— START OF RECORDS FOR PROCESSING —
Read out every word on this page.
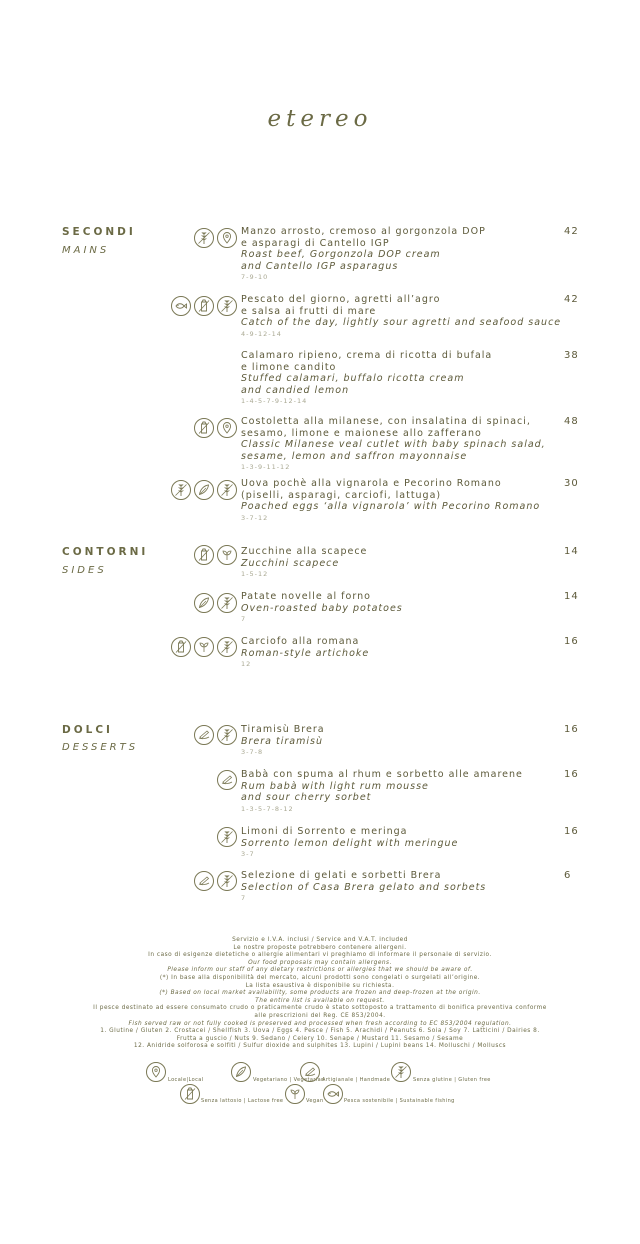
etereo
SECONDI
MAINS
CONTORNI
SIDES
DOLCI
DESSERTS
Manzo arrosto, cremoso al gorgonzola DOP
e asparagi di Cantello IGP
Roast beef, Gorgonzola DOP cream
and Cantello IGP asparagus
7-9-10
42
Pescato del giorno, agretti all’agro
e salsa ai frutti di mare
Catch of the day, lightly sour agretti and seafood sauce
4-9-12-14
42
Calamaro ripieno, crema di ricotta di bufala
e limone candito
Stuffed calamari, buffalo ricotta cream
and candied lemon
1-4-5-7-9-12-14
38
Costoletta alla milanese, con insalatina di spinaci,
sesamo, limone e maionese allo zafferano
Classic Milanese veal cutlet with baby spinach salad,
sesame, lemon and saffron mayonnaise
1-3-9-11-12
48
Uova pochè alla vignarola e Pecorino Romano
(piselli, asparagi, carciofi, lattuga)
Poached eggs ‘alla vignarola’ with Pecorino Romano
3-7-12
30
Zucchine alla scapece
Zucchini scapece
1-5-12
14
Patate novelle al forno
Oven-roasted baby potatoes
7
14
Carciofo alla romana
Roman-style artichoke
12
16
Tiramisù Brera
Brera tiramisù
3-7-8
16
Babà con spuma al rhum e sorbetto alle amarene
Rum babà with light rum mousse
and sour cherry sorbet
1-3-5-7-8-12
16
Limoni di Sorrento e meringa
Sorrento lemon delight with meringue
3-7
16
Selezione di gelati e sorbetti Brera
Selection of Casa Brera gelato and sorbets
7
6
Servizio e I.V.A. inclusi / Service and V.A.T. included
Le nostre proposte potrebbero contenere allergeni.
In caso di esigenze dietetiche o allergie alimentari vi preghiamo di informare il personale di servizio.
Our food proposals may contain allergens.
Please inform our staff of any dietary restrictions or allergies that we should be aware of.
(*) In base alla disponibilità del mercato, alcuni prodotti sono congelati o surgelati all’origine.
La lista esaustiva è disponibile su richiesta.
(*) Based on local market availability, some products are frozen and deep-frozen at the origin.
The entire list is available on request.
Il pesce destinato ad essere consumato crudo o praticamente crudo è stato sottoposto a trattamento di bonifica preventiva conforme
alle prescrizioni del Reg. CE 853/2004.
Fish served raw or not fully cooked is preserved and processed when fresh according to EC 853/2004 regulation.
1. Glutine / Gluten 2. Crostacei / Shellfish 3. Uova / Eggs 4. Pesce / Fish 5. Arachidi / Peanuts 6. Soia / Soy 7. Latticini / Dairies 8.
Frutta a guscio / Nuts 9. Sedano / Celery 10. Senape / Mustard 11. Sesamo / Sesame
12. Anidride solforosa e solfiti / Sulfur dioxide and sulphites 13. Lupini / Lupini beans 14. Molluschi / Molluscs
Locale|Local	Vegetariano | Vegetarian
Artigianale | Handmade	Senza glutine | Gluten free
Senza lattosio | Lactose free	Vegan	Pesca sostenibile | Sustainable fishing
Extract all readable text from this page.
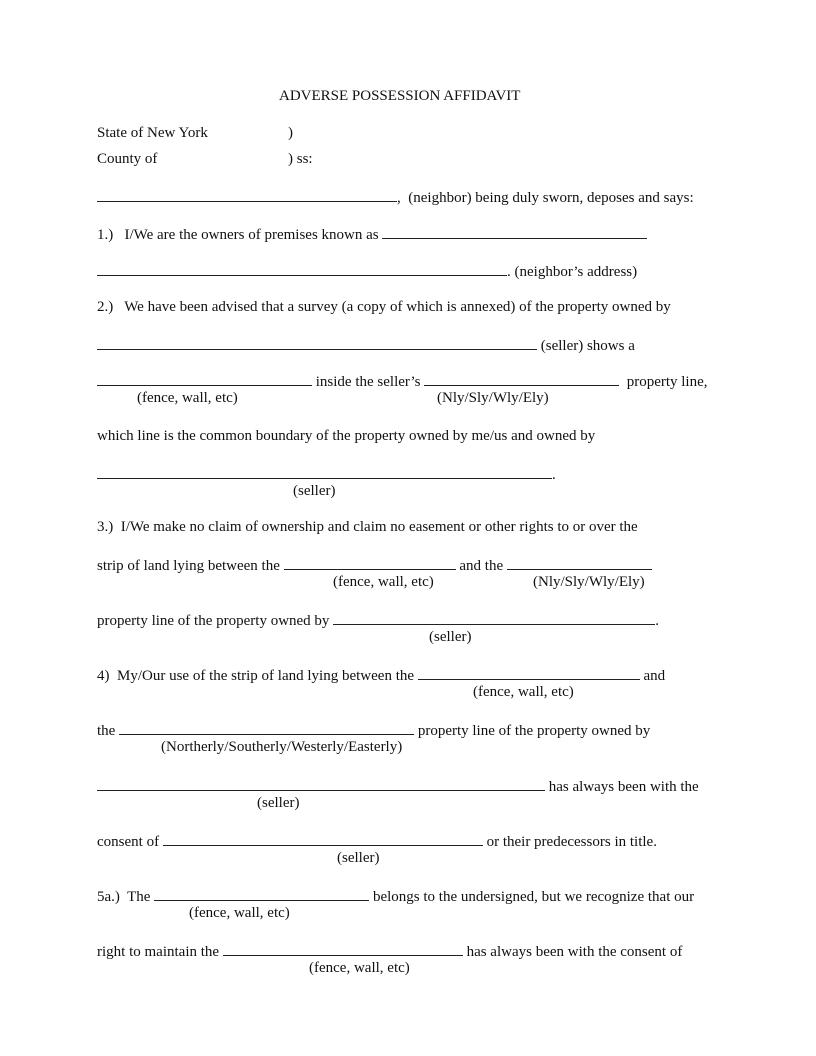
ADVERSE POSSESSION AFFIDAVIT
State of New York	)
County of	) ss:
,  (neighbor) being duly sworn, deposes and says:
1.)   I/We are the owners of premises known as
. (neighbor’s address)
2.)   We have been advised that a survey (a copy of which is annexed) of the property owned by
(seller) shows a
inside the seller’s	property line,
(fence, wall, etc)	(Nly/Sly/Wly/Ely)
which line is the common boundary of the property owned by me/us and owned by
.
(seller)
3.)  I/We make no claim of ownership and claim no easement or other rights to or over the
strip of land lying between the	and the
(fence, wall, etc)	(Nly/Sly/Wly/Ely)
property line of the property owned by	.
(seller)
4)  My/Our use of the strip of land lying between the	and
(fence, wall, etc)
the	property line of the property owned by
(Northerly/Southerly/Westerly/Easterly)
has always been with the
(seller)
consent of	or their predecessors in title.
(seller)
5a.)  The	belongs to the undersigned, but we recognize that our
(fence, wall, etc)
right to maintain the	has always been with the consent of
(fence, wall, etc)
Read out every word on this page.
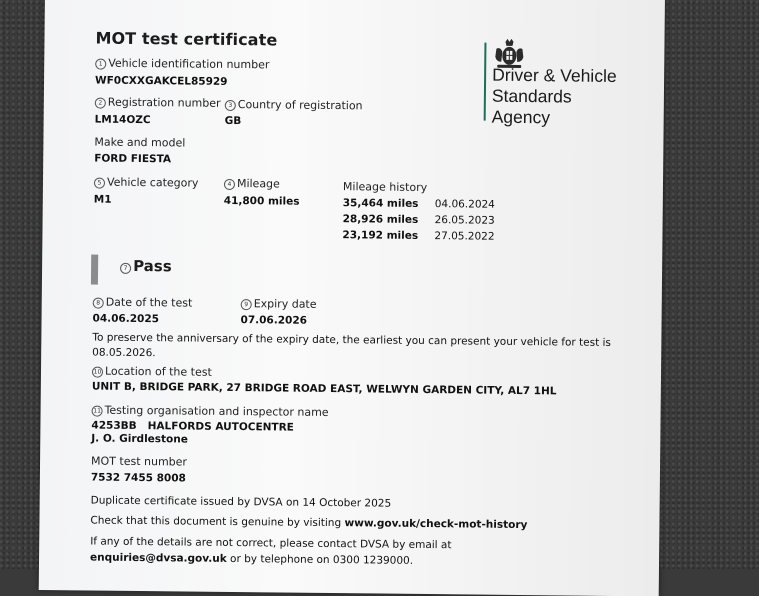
MOT test certificate
1 Vehicle identification number
WF0CXXGAKCEL85929
2 Registration number
LM14OZC
3 Country of registration
GB
Make and model
FORD FIESTA
5 Vehicle category
M1
4 Mileage
41,800 miles
Mileage history
35,464 miles 04.06.2024
28,926 miles 26.05.2023
23,192 miles 27.05.2022
7 Pass
8 Date of the test
04.06.2025
9 Expiry date
07.06.2026
To preserve the anniversary of the expiry date, the earliest you can present your vehicle for test is
08.05.2026.
10 Location of the test
UNIT B, BRIDGE PARK, 27 BRIDGE ROAD EAST, WELWYN GARDEN CITY, AL7 1HL
11 Testing organisation and inspector name
4253BB   HALFORDS AUTOCENTRE
J. O. Girdlestone
MOT test number
7532 7455 8008
Duplicate certificate issued by DVSA on 14 October 2025
Check that this document is genuine by visiting www.gov.uk/check-mot-history
If any of the details are not correct, please contact DVSA by email at
enquiries@dvsa.gov.uk or by telephone on 0300 1239000.
Driver & Vehicle
Standards
Agency
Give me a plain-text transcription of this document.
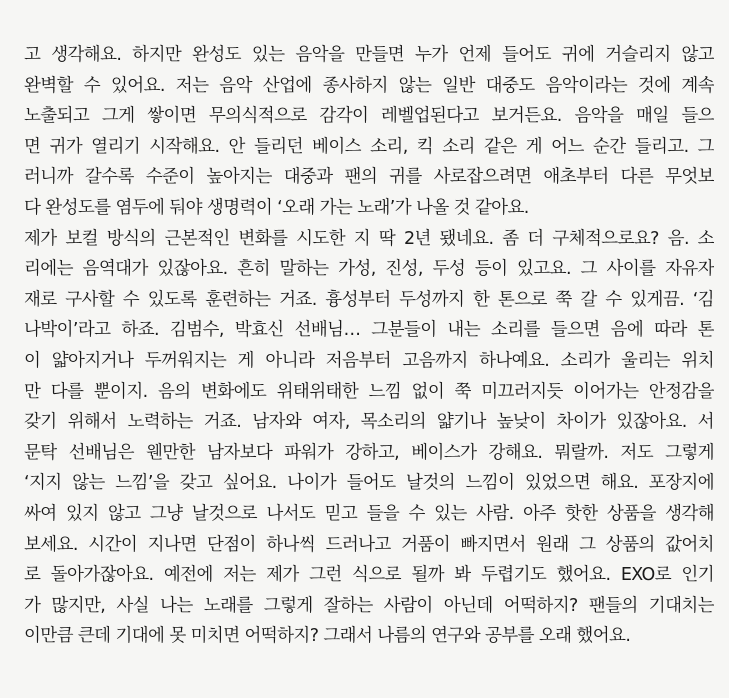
고 생각해요. 하지만 완성도 있는 음악을 만들면 누가 언제 들어도 귀에 거슬리지 않고
완벽할 수 있어요. 저는 음악 산업에 종사하지 않는 일반 대중도 음악이라는 것에 계속
노출되고 그게 쌓이면 무의식적으로 감각이 레벨업된다고 보거든요. 음악을 매일 들으
면 귀가 열리기 시작해요. 안 들리던 베이스 소리, 킥 소리 같은 게 어느 순간 들리고. 그
러니까 갈수록 수준이 높아지는 대중과 팬의 귀를 사로잡으려면 애초부터 다른 무엇보
다 완성도를 염두에 둬야 생명력이 ‘오래 가는 노래’가 나올 것 같아요.
제가 보컬 방식의 근본적인 변화를 시도한 지 딱 2년 됐네요. 좀 더 구체적으로요? 음. 소
리에는 음역대가 있잖아요. 흔히 말하는 가성, 진성, 두성 등이 있고요. 그 사이를 자유자
재로 구사할 수 있도록 훈련하는 거죠. 흉성부터 두성까지 한 톤으로 쭉 갈 수 있게끔. ‘김
나박이’라고 하죠. 김범수, 박효신 선배님… 그분들이 내는 소리를 들으면 음에 따라 톤
이 얇아지거나 두꺼워지는 게 아니라 저음부터 고음까지 하나예요. 소리가 울리는 위치
만 다를 뿐이지. 음의 변화에도 위태위태한 느낌 없이 쭉 미끄러지듯 이어가는 안정감을
갖기 위해서 노력하는 거죠. 남자와 여자, 목소리의 얇기나 높낮이 차이가 있잖아요. 서
문탁 선배님은 웬만한 남자보다 파워가 강하고, 베이스가 강해요. 뭐랄까. 저도 그렇게
‘지지 않는 느낌’을 갖고 싶어요. 나이가 들어도 날것의 느낌이 있었으면 해요. 포장지에
싸여 있지 않고 그냥 날것으로 나서도 믿고 들을 수 있는 사람. 아주 핫한 상품을 생각해
보세요. 시간이 지나면 단점이 하나씩 드러나고 거품이 빠지면서 원래 그 상품의 값어치
로 돌아가잖아요. 예전에 저는 제가 그런 식으로 될까 봐 두렵기도 했어요. EXO로 인기
가 많지만, 사실 나는 노래를 그렇게 잘하는 사람이 아닌데 어떡하지? 팬들의 기대치는
이만큼 큰데 기대에 못 미치면 어떡하지? 그래서 나름의 연구와 공부를 오래 했어요.
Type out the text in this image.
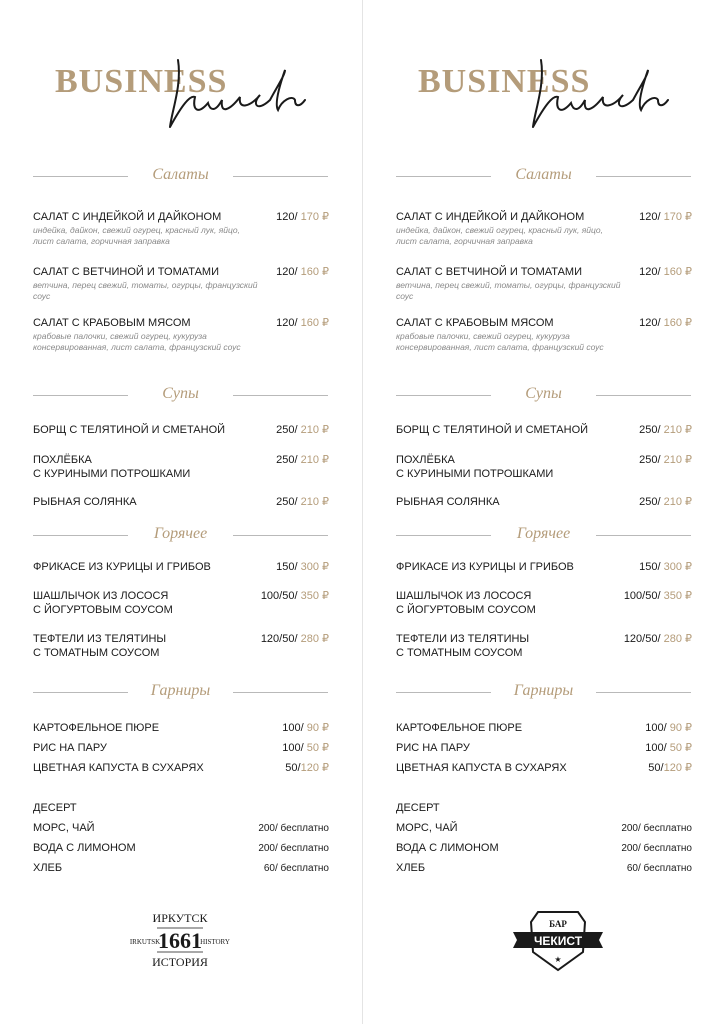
BUSINESS
Салаты
САЛАТ С ИНДЕЙКОЙ И ДАЙКОНОМ
индейка, дайкон, свежий огурец, красный лук, яйцо, лист салата, горчичная заправка
120/ 170 ₽
САЛАТ С ВЕТЧИНОЙ И ТОМАТАМИ
ветчина, перец свежий, томаты, огурцы, французский соус
120/ 160 ₽
САЛАТ С КРАБОВЫМ МЯСОМ
крабовые палочки, свежий огурец, кукуруза консервированная, лист салата, французский соус
120/ 160 ₽
Супы
БОРЩ С ТЕЛЯТИНОЙ И СМЕТАНОЙ	250/ 210 ₽
ПОХЛЁБКА
С КУРИНЫМИ ПОТРОШКАМИ
250/ 210 ₽
РЫБНАЯ СОЛЯНКА	250/ 210 ₽
Горячее
ФРИКАСЕ ИЗ КУРИЦЫ И ГРИБОВ	150/ 300 ₽
ШАШЛЫЧОК ИЗ ЛОСОСЯ
С ЙОГУРТОВЫМ СОУСОМ
100/50/ 350 ₽
ТЕФТЕЛИ ИЗ ТЕЛЯТИНЫ
С ТОМАТНЫМ СОУСОМ
120/50/ 280 ₽
Гарниры
КАРТОФЕЛЬНОЕ ПЮРЕ	100/ 90 ₽
РИС НА ПАРУ	100/ 50 ₽
ЦВЕТНАЯ КАПУСТА В СУХАРЯХ	50/120 ₽
ДЕСЕРТ
МОРС, ЧАЙ	200/ бесплатно
ВОДА С ЛИМОНОМ	200/ бесплатно
ХЛЕБ	60/ бесплатно
ИРКУТСК
1661
IRKUTSK	HISTORY
ИСТОРИЯ
BUSINESS
Салаты
САЛАТ С ИНДЕЙКОЙ И ДАЙКОНОМ
индейка, дайкон, свежий огурец, красный лук, яйцо, лист салата, горчичная заправка
120/ 170 ₽
САЛАТ С ВЕТЧИНОЙ И ТОМАТАМИ
ветчина, перец свежий, томаты, огурцы, французский соус
120/ 160 ₽
САЛАТ С КРАБОВЫМ МЯСОМ
крабовые палочки, свежий огурец, кукуруза консервированная, лист салата, французский соус
120/ 160 ₽
Супы
БОРЩ С ТЕЛЯТИНОЙ И СМЕТАНОЙ	250/ 210 ₽
ПОХЛЁБКА
С КУРИНЫМИ ПОТРОШКАМИ
250/ 210 ₽
РЫБНАЯ СОЛЯНКА	250/ 210 ₽
Горячее
ФРИКАСЕ ИЗ КУРИЦЫ И ГРИБОВ	150/ 300 ₽
ШАШЛЫЧОК ИЗ ЛОСОСЯ
С ЙОГУРТОВЫМ СОУСОМ
100/50/ 350 ₽
ТЕФТЕЛИ ИЗ ТЕЛЯТИНЫ
С ТОМАТНЫМ СОУСОМ
120/50/ 280 ₽
Гарниры
КАРТОФЕЛЬНОЕ ПЮРЕ	100/ 90 ₽
РИС НА ПАРУ	100/ 50 ₽
ЦВЕТНАЯ КАПУСТА В СУХАРЯХ	50/120 ₽
ДЕСЕРТ
МОРС, ЧАЙ	200/ бесплатно
ВОДА С ЛИМОНОМ	200/ бесплатно
ХЛЕБ	60/ бесплатно
БАР
ЧЕКИСТ
★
— END OF RECORDS FOR PROCESSING —
EXERCISE PROMPT:
From the listing above, copy all lines holding the word "lying".

ANSWER IN FULL:
strip of land lying between the	and the
4)  My/Our use of the strip of land lying between the	and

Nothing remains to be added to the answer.